▸ **Task inputs**
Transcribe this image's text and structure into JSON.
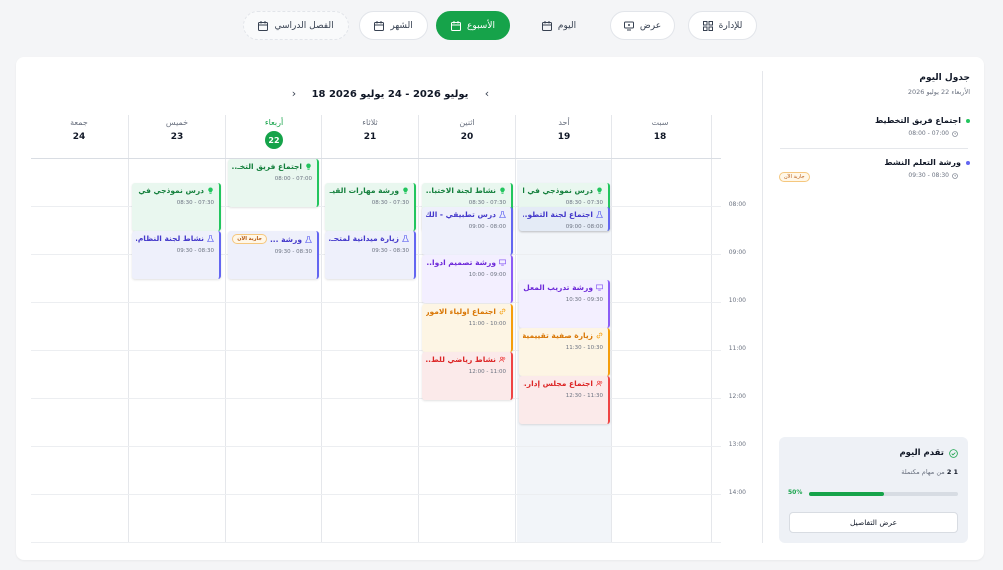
{
  "toolbar": {
    "admin": "للإدارة",
    "view": "عرض",
    "day": "اليوم",
    "week": "الأسبوع",
    "month": "الشهر",
    "semester": "الفصل الدراسي"
  },
  "calendar": {
    "range": "18 يوليو 2026 - 24 يوليو 2026",
    "days": [
      {
        "name": "سبت",
        "num": "18"
      },
      {
        "name": "أحد",
        "num": "19"
      },
      {
        "name": "اثنين",
        "num": "20"
      },
      {
        "name": "ثلاثاء",
        "num": "21"
      },
      {
        "name": "أربعاء",
        "num": "22"
      },
      {
        "name": "خميس",
        "num": "23"
      },
      {
        "name": "جمعة",
        "num": "24"
      }
    ],
    "times": [
      "08:00",
      "09:00",
      "10:00",
      "11:00",
      "12:00",
      "13:00",
      "14:00"
    ],
    "badge": "جارية الآن",
    "events": {
      "e1": {
        "title": "درس نموذجي في ا...",
        "time": "07:30 - 08:30"
      },
      "e2": {
        "title": "اجتماع لجنة التطو...",
        "time": "08:00 - 09:00"
      },
      "e3": {
        "title": "ورشة تدريب المعل...",
        "time": "09:30 - 10:30"
      },
      "e4": {
        "title": "زيارة صفية تقييمية",
        "time": "10:30 - 11:30"
      },
      "e5": {
        "title": "اجتماع مجلس إدار...",
        "time": "11:30 - 12:30"
      },
      "e6": {
        "title": "نشاط لجنة الاختبا...",
        "time": "07:30 - 08:30"
      },
      "e7": {
        "title": "درس تطبيقي - الك...",
        "time": "08:00 - 09:00"
      },
      "e8": {
        "title": "ورشة تصميم ادوا...",
        "time": "09:00 - 10:00"
      },
      "e9": {
        "title": "اجتماع اولياء الامور",
        "time": "10:00 - 11:00"
      },
      "e10": {
        "title": "نشاط رياضي للط...",
        "time": "11:00 - 12:00"
      },
      "e11": {
        "title": "ورشة مهارات القيـ...",
        "time": "07:30 - 08:30"
      },
      "e12": {
        "title": "زيارة ميدانية لمتحـ...",
        "time": "08:30 - 09:30"
      },
      "e13": {
        "title": "اجتماع فريق التخـ...",
        "time": "07:00 - 08:00"
      },
      "e14": {
        "title": "ورشة ...",
        "time": "08:30 - 09:30"
      },
      "e15": {
        "title": "درس نموذجي في ا...",
        "time": "07:30 - 08:30"
      },
      "e16": {
        "title": "نشاط لجنة النظام...",
        "time": "08:30 - 09:30"
      }
    }
  },
  "sidebar": {
    "title": "جدول اليوم",
    "date": "الأربعاء 22 يوليو 2026",
    "items": [
      {
        "name": "اجتماع فريق التخطيط",
        "time": "07:00 - 08:00",
        "color": "#22c55e"
      },
      {
        "name": "ورشة التعلم النشط",
        "time": "08:30 - 09:30",
        "color": "#6366f1"
      }
    ],
    "badge": "جارية الآن"
  },
  "progress": {
    "title": "تقدم اليوم",
    "done": "1",
    "total": "2",
    "suffix": "من مهام مكتملة",
    "percent_label": "50%",
    "fraction": 0.5,
    "button": "عرض التفاصيل"
  }
}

▸ **Aim of the exercise**
Your task is to transcribe all of the records precisely, with no images included.

▸ **Output**
Transcribe this image's text and structure into JSON.
{
  "toolbar": {
    "admin": "للإدارة",
    "view": "عرض",
    "day": "اليوم",
    "week": "الأسبوع",
    "month": "الشهر",
    "semester": "الفصل الدراسي"
  },
  "calendar": {
    "range": "18 يوليو 2026 - 24 يوليو 2026",
    "days": [
      {
        "name": "سبت",
        "num": "18"
      },
      {
        "name": "أحد",
        "num": "19"
      },
      {
        "name": "اثنين",
        "num": "20"
      },
      {
        "name": "ثلاثاء",
        "num": "21"
      },
      {
        "name": "أربعاء",
        "num": "22"
      },
      {
        "name": "خميس",
        "num": "23"
      },
      {
        "name": "جمعة",
        "num": "24"
      }
    ],
    "times": [
      "08:00",
      "09:00",
      "10:00",
      "11:00",
      "12:00",
      "13:00",
      "14:00"
    ],
    "badge": "جارية الآن",
    "events": {
      "e1": {
        "title": "درس نموذجي في ا...",
        "time": "07:30 - 08:30"
      },
      "e2": {
        "title": "اجتماع لجنة التطو...",
        "time": "08:00 - 09:00"
      },
      "e3": {
        "title": "ورشة تدريب المعل...",
        "time": "09:30 - 10:30"
      },
      "e4": {
        "title": "زيارة صفية تقييمية",
        "time": "10:30 - 11:30"
      },
      "e5": {
        "title": "اجتماع مجلس إدار...",
        "time": "11:30 - 12:30"
      },
      "e6": {
        "title": "نشاط لجنة الاختبا...",
        "time": "07:30 - 08:30"
      },
      "e7": {
        "title": "درس تطبيقي - الك...",
        "time": "08:00 - 09:00"
      },
      "e8": {
        "title": "ورشة تصميم ادوا...",
        "time": "09:00 - 10:00"
      },
      "e9": {
        "title": "اجتماع اولياء الامور",
        "time": "10:00 - 11:00"
      },
      "e10": {
        "title": "نشاط رياضي للط...",
        "time": "11:00 - 12:00"
      },
      "e11": {
        "title": "ورشة مهارات القيـ...",
        "time": "07:30 - 08:30"
      },
      "e12": {
        "title": "زيارة ميدانية لمتحـ...",
        "time": "08:30 - 09:30"
      },
      "e13": {
        "title": "اجتماع فريق التخـ...",
        "time": "07:00 - 08:00"
      },
      "e14": {
        "title": "ورشة ...",
        "time": "08:30 - 09:30"
      },
      "e15": {
        "title": "درس نموذجي في ا...",
        "time": "07:30 - 08:30"
      },
      "e16": {
        "title": "نشاط لجنة النظام...",
        "time": "08:30 - 09:30"
      }
    }
  },
  "sidebar": {
    "title": "جدول اليوم",
    "date": "الأربعاء 22 يوليو 2026",
    "items": [
      {
        "name": "اجتماع فريق التخطيط",
        "time": "07:00 - 08:00",
        "color": "#22c55e"
      },
      {
        "name": "ورشة التعلم النشط",
        "time": "08:30 - 09:30",
        "color": "#6366f1"
      }
    ],
    "badge": "جارية الآن"
  },
  "progress": {
    "title": "تقدم اليوم",
    "done": "1",
    "total": "2",
    "suffix": "من مهام مكتملة",
    "percent_label": "50%",
    "fraction": 0.5,
    "button": "عرض التفاصيل"
  }
}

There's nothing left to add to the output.